Entries provided -
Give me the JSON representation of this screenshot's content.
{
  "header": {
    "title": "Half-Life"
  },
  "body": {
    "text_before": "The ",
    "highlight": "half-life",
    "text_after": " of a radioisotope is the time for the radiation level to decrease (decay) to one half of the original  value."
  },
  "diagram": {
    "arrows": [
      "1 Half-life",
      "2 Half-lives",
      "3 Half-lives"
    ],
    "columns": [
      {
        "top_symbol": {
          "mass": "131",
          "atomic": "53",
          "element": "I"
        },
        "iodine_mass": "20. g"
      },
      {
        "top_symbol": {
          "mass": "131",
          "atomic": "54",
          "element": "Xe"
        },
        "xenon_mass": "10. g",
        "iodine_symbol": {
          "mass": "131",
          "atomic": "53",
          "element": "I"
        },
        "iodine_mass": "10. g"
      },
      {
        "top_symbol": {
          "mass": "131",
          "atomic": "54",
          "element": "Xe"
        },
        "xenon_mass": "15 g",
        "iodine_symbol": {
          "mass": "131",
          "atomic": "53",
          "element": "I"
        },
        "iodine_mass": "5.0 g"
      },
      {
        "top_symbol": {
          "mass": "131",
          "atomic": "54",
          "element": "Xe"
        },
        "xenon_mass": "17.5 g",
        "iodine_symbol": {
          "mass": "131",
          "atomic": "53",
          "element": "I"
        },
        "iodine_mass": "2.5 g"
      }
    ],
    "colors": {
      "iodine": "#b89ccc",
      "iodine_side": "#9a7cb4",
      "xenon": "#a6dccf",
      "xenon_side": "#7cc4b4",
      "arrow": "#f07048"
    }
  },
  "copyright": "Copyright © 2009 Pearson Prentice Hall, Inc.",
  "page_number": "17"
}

Stated goal - Write every record out again, unaltered.

Solution -
Give me the JSON representation of this screenshot's content.
{
  "header": {
    "title": "Half-Life"
  },
  "body": {
    "text_before": "The ",
    "highlight": "half-life",
    "text_after": " of a radioisotope is the time for the radiation level to decrease (decay) to one half of the original  value."
  },
  "diagram": {
    "arrows": [
      "1 Half-life",
      "2 Half-lives",
      "3 Half-lives"
    ],
    "columns": [
      {
        "top_symbol": {
          "mass": "131",
          "atomic": "53",
          "element": "I"
        },
        "iodine_mass": "20. g"
      },
      {
        "top_symbol": {
          "mass": "131",
          "atomic": "54",
          "element": "Xe"
        },
        "xenon_mass": "10. g",
        "iodine_symbol": {
          "mass": "131",
          "atomic": "53",
          "element": "I"
        },
        "iodine_mass": "10. g"
      },
      {
        "top_symbol": {
          "mass": "131",
          "atomic": "54",
          "element": "Xe"
        },
        "xenon_mass": "15 g",
        "iodine_symbol": {
          "mass": "131",
          "atomic": "53",
          "element": "I"
        },
        "iodine_mass": "5.0 g"
      },
      {
        "top_symbol": {
          "mass": "131",
          "atomic": "54",
          "element": "Xe"
        },
        "xenon_mass": "17.5 g",
        "iodine_symbol": {
          "mass": "131",
          "atomic": "53",
          "element": "I"
        },
        "iodine_mass": "2.5 g"
      }
    ],
    "colors": {
      "iodine": "#b89ccc",
      "iodine_side": "#9a7cb4",
      "xenon": "#a6dccf",
      "xenon_side": "#7cc4b4",
      "arrow": "#f07048"
    }
  },
  "copyright": "Copyright © 2009 Pearson Prentice Hall, Inc.",
  "page_number": "17"
}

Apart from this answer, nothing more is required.